Stated problem = Go through the listing and copy every line word for word.

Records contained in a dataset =
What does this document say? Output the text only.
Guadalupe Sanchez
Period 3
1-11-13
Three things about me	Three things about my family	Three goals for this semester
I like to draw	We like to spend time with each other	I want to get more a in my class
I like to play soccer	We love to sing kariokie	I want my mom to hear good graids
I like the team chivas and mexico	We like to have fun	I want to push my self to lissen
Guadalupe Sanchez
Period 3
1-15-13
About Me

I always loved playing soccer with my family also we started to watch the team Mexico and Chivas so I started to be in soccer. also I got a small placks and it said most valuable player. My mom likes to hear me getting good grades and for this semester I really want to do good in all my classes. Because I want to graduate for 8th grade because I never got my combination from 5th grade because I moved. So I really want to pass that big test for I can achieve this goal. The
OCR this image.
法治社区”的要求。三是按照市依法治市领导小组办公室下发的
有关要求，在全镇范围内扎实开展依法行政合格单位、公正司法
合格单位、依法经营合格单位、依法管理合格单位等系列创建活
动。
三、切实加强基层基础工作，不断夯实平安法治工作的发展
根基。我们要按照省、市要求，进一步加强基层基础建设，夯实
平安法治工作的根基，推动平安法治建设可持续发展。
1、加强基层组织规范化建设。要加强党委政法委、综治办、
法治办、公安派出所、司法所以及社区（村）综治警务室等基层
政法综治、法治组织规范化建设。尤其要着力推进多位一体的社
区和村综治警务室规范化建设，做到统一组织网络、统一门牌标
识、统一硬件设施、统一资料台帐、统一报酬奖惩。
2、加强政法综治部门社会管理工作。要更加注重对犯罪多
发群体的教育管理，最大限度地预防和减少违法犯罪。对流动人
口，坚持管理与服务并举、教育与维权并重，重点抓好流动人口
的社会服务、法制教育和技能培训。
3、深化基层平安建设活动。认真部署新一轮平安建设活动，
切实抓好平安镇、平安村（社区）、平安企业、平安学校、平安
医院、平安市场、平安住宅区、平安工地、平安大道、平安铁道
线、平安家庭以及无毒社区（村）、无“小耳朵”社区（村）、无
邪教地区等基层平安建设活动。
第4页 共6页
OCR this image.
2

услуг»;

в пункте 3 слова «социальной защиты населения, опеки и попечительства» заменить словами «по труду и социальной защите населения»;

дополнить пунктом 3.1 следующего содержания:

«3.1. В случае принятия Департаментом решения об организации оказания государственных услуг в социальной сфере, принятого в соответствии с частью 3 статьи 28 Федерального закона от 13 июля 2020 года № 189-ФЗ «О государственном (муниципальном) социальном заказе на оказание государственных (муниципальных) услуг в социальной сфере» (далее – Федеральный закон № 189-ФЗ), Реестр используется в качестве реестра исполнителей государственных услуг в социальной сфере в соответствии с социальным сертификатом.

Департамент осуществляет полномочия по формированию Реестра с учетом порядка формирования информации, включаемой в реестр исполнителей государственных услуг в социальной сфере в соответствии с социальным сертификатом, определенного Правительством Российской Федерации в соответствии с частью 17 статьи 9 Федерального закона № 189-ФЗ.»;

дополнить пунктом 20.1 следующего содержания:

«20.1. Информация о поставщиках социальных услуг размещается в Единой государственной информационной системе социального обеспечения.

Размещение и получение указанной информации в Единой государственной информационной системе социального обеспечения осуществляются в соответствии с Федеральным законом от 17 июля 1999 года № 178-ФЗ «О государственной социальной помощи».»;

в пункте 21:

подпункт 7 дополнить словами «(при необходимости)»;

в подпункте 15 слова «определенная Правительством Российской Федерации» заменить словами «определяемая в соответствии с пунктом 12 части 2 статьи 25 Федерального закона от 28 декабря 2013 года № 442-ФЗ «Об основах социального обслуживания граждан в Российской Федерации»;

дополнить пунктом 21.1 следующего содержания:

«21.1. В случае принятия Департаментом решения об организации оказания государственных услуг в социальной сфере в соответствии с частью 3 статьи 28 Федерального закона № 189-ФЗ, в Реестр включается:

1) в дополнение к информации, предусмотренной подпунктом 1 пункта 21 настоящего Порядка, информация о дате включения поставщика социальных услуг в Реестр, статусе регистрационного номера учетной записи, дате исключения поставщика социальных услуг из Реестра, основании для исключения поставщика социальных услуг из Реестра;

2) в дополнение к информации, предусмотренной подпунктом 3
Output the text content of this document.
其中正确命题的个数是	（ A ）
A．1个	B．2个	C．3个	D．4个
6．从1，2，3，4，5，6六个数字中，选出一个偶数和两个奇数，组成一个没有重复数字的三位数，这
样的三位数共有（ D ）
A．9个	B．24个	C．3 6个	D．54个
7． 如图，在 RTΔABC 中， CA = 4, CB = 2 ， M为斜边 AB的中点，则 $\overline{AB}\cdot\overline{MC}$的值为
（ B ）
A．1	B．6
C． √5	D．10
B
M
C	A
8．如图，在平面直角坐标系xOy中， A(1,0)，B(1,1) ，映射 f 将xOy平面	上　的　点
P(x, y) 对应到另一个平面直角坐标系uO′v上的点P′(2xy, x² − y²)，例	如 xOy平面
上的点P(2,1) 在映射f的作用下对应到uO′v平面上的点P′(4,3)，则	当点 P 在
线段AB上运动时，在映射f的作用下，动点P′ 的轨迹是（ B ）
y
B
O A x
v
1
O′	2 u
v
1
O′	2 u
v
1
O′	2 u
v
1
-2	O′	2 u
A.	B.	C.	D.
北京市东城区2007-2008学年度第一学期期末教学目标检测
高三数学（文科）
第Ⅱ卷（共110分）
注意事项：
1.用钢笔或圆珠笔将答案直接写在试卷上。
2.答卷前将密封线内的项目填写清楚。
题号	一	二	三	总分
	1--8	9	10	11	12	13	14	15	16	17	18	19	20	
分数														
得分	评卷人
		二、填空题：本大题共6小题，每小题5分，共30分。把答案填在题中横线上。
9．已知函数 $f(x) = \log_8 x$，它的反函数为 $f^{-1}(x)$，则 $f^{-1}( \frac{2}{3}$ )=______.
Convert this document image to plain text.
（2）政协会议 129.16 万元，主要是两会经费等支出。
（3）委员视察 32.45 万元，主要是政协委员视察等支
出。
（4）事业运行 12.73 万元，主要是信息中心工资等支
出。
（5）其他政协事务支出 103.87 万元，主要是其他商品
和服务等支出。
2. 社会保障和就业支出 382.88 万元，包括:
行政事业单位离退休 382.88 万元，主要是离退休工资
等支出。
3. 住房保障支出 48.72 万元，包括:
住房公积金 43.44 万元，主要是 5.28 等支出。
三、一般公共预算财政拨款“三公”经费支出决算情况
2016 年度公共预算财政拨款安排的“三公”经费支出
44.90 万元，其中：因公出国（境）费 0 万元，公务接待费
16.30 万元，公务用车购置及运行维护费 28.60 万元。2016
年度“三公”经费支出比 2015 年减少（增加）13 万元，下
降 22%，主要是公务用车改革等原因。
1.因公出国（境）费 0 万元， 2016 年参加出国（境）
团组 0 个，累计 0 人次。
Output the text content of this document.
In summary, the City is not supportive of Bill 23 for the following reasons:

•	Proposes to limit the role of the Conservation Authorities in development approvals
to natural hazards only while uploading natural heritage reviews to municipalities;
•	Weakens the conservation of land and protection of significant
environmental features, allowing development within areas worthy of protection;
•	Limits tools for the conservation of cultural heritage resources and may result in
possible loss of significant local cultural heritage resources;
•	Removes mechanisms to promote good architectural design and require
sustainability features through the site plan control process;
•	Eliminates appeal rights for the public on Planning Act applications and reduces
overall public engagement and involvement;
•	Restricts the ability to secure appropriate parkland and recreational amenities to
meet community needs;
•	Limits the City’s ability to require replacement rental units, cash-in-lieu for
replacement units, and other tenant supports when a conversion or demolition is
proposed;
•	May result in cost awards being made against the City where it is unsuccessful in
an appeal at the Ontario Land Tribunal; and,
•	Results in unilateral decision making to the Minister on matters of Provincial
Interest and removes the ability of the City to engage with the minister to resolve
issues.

Exercise result =
What does this document say? Output the text only.
Guadalupe Sanchez
Period 3
1-11-13
Three things about me	Three things about my family	Three goals for this semester
I like to draw	We like to spend time with each other	I want to get more a in my class
I like to play soccer	We love to sing kariokie	I want my mom to hear good graids
I like the team chivas and mexico	We like to have fun	I want to push my self to lissen
Guadalupe Sanchez
Period 3
1-15-13
About Me

I always loved playing soccer with my family also we started to watch the team Mexico and Chivas so I started to be in soccer. also I got a small placks and it said most valuable player. My mom likes to hear me getting good grades and for this semester I really want to do good in all my classes. Because I want to graduate for 8th grade because I never got my combination from 5th grade because I moved. So I really want to pass that big test for I can achieve this goal. The
OCR this image.
法治社区”的要求。三是按照市依法治市领导小组办公室下发的
有关要求，在全镇范围内扎实开展依法行政合格单位、公正司法
合格单位、依法经营合格单位、依法管理合格单位等系列创建活
动。
三、切实加强基层基础工作，不断夯实平安法治工作的发展
根基。我们要按照省、市要求，进一步加强基层基础建设，夯实
平安法治工作的根基，推动平安法治建设可持续发展。
1、加强基层组织规范化建设。要加强党委政法委、综治办、
法治办、公安派出所、司法所以及社区（村）综治警务室等基层
政法综治、法治组织规范化建设。尤其要着力推进多位一体的社
区和村综治警务室规范化建设，做到统一组织网络、统一门牌标
识、统一硬件设施、统一资料台帐、统一报酬奖惩。
2、加强政法综治部门社会管理工作。要更加注重对犯罪多
发群体的教育管理，最大限度地预防和减少违法犯罪。对流动人
口，坚持管理与服务并举、教育与维权并重，重点抓好流动人口
的社会服务、法制教育和技能培训。
3、深化基层平安建设活动。认真部署新一轮平安建设活动，
切实抓好平安镇、平安村（社区）、平安企业、平安学校、平安
医院、平安市场、平安住宅区、平安工地、平安大道、平安铁道
线、平安家庭以及无毒社区（村）、无“小耳朵”社区（村）、无
邪教地区等基层平安建设活动。
第4页 共6页
OCR this image.
2

услуг»;

в пункте 3 слова «социальной защиты населения, опеки и попечительства» заменить словами «по труду и социальной защите населения»;

дополнить пунктом 3.1 следующего содержания:

«3.1. В случае принятия Департаментом решения об организации оказания государственных услуг в социальной сфере, принятого в соответствии с частью 3 статьи 28 Федерального закона от 13 июля 2020 года № 189-ФЗ «О государственном (муниципальном) социальном заказе на оказание государственных (муниципальных) услуг в социальной сфере» (далее – Федеральный закон № 189-ФЗ), Реестр используется в качестве реестра исполнителей государственных услуг в социальной сфере в соответствии с социальным сертификатом.

Департамент осуществляет полномочия по формированию Реестра с учетом порядка формирования информации, включаемой в реестр исполнителей государственных услуг в социальной сфере в соответствии с социальным сертификатом, определенного Правительством Российской Федерации в соответствии с частью 17 статьи 9 Федерального закона № 189-ФЗ.»;

дополнить пунктом 20.1 следующего содержания:

«20.1. Информация о поставщиках социальных услуг размещается в Единой государственной информационной системе социального обеспечения.

Размещение и получение указанной информации в Единой государственной информационной системе социального обеспечения осуществляются в соответствии с Федеральным законом от 17 июля 1999 года № 178-ФЗ «О государственной социальной помощи».»;

в пункте 21:

подпункт 7 дополнить словами «(при необходимости)»;

в подпункте 15 слова «определенная Правительством Российской Федерации» заменить словами «определяемая в соответствии с пунктом 12 части 2 статьи 25 Федерального закона от 28 декабря 2013 года № 442-ФЗ «Об основах социального обслуживания граждан в Российской Федерации»;

дополнить пунктом 21.1 следующего содержания:

«21.1. В случае принятия Департаментом решения об организации оказания государственных услуг в социальной сфере в соответствии с частью 3 статьи 28 Федерального закона № 189-ФЗ, в Реестр включается:

1) в дополнение к информации, предусмотренной подпунктом 1 пункта 21 настоящего Порядка, информация о дате включения поставщика социальных услуг в Реестр, статусе регистрационного номера учетной записи, дате исключения поставщика социальных услуг из Реестра, основании для исключения поставщика социальных услуг из Реестра;

2) в дополнение к информации, предусмотренной подпунктом 3
Output the text content of this document.
其中正确命题的个数是	（ A ）
A．1个	B．2个	C．3个	D．4个
6．从1，2，3，4，5，6六个数字中，选出一个偶数和两个奇数，组成一个没有重复数字的三位数，这
样的三位数共有（ D ）
A．9个	B．24个	C．3 6个	D．54个
7． 如图，在 RTΔABC 中， CA = 4, CB = 2 ， M为斜边 AB的中点，则 $\overline{AB}\cdot\overline{MC}$的值为
（ B ）
A．1	B．6
C． √5	D．10
B
M
C	A
8．如图，在平面直角坐标系xOy中， A(1,0)，B(1,1) ，映射 f 将xOy平面	上　的　点
P(x, y) 对应到另一个平面直角坐标系uO′v上的点P′(2xy, x² − y²)，例	如 xOy平面
上的点P(2,1) 在映射f的作用下对应到uO′v平面上的点P′(4,3)，则	当点 P 在
线段AB上运动时，在映射f的作用下，动点P′ 的轨迹是（ B ）
y
B
O A x
v
1
O′	2 u
v
1
O′	2 u
v
1
O′	2 u
v
1
-2	O′	2 u
A.	B.	C.	D.
北京市东城区2007-2008学年度第一学期期末教学目标检测
高三数学（文科）
第Ⅱ卷（共110分）
注意事项：
1.用钢笔或圆珠笔将答案直接写在试卷上。
2.答卷前将密封线内的项目填写清楚。
题号	一	二	三	总分
	1--8	9	10	11	12	13	14	15	16	17	18	19	20	
分数														
得分	评卷人
		二、填空题：本大题共6小题，每小题5分，共30分。把答案填在题中横线上。
9．已知函数 $f(x) = \log_8 x$，它的反函数为 $f^{-1}(x)$，则 $f^{-1}( \frac{2}{3}$ )=______.
Convert this document image to plain text.
（2）政协会议 129.16 万元，主要是两会经费等支出。
（3）委员视察 32.45 万元，主要是政协委员视察等支
出。
（4）事业运行 12.73 万元，主要是信息中心工资等支
出。
（5）其他政协事务支出 103.87 万元，主要是其他商品
和服务等支出。
2. 社会保障和就业支出 382.88 万元，包括:
行政事业单位离退休 382.88 万元，主要是离退休工资
等支出。
3. 住房保障支出 48.72 万元，包括:
住房公积金 43.44 万元，主要是 5.28 等支出。
三、一般公共预算财政拨款“三公”经费支出决算情况
2016 年度公共预算财政拨款安排的“三公”经费支出
44.90 万元，其中：因公出国（境）费 0 万元，公务接待费
16.30 万元，公务用车购置及运行维护费 28.60 万元。2016
年度“三公”经费支出比 2015 年减少（增加）13 万元，下
降 22%，主要是公务用车改革等原因。
1.因公出国（境）费 0 万元， 2016 年参加出国（境）
团组 0 个，累计 0 人次。
Output the text content of this document.
In summary, the City is not supportive of Bill 23 for the following reasons:

•	Proposes to limit the role of the Conservation Authorities in development approvals
to natural hazards only while uploading natural heritage reviews to municipalities;
•	Weakens the conservation of land and protection of significant
environmental features, allowing development within areas worthy of protection;
•	Limits tools for the conservation of cultural heritage resources and may result in
possible loss of significant local cultural heritage resources;
•	Removes mechanisms to promote good architectural design and require
sustainability features through the site plan control process;
•	Eliminates appeal rights for the public on Planning Act applications and reduces
overall public engagement and involvement;
•	Restricts the ability to secure appropriate parkland and recreational amenities to
meet community needs;
•	Limits the City’s ability to require replacement rental units, cash-in-lieu for
replacement units, and other tenant supports when a conversion or demolition is
proposed;
•	May result in cost awards being made against the City where it is unsuccessful in
an appeal at the Ontario Land Tribunal; and,
•	Results in unilateral decision making to the Minister on matters of Provincial
Interest and removes the ability of the City to engage with the minister to resolve
issues.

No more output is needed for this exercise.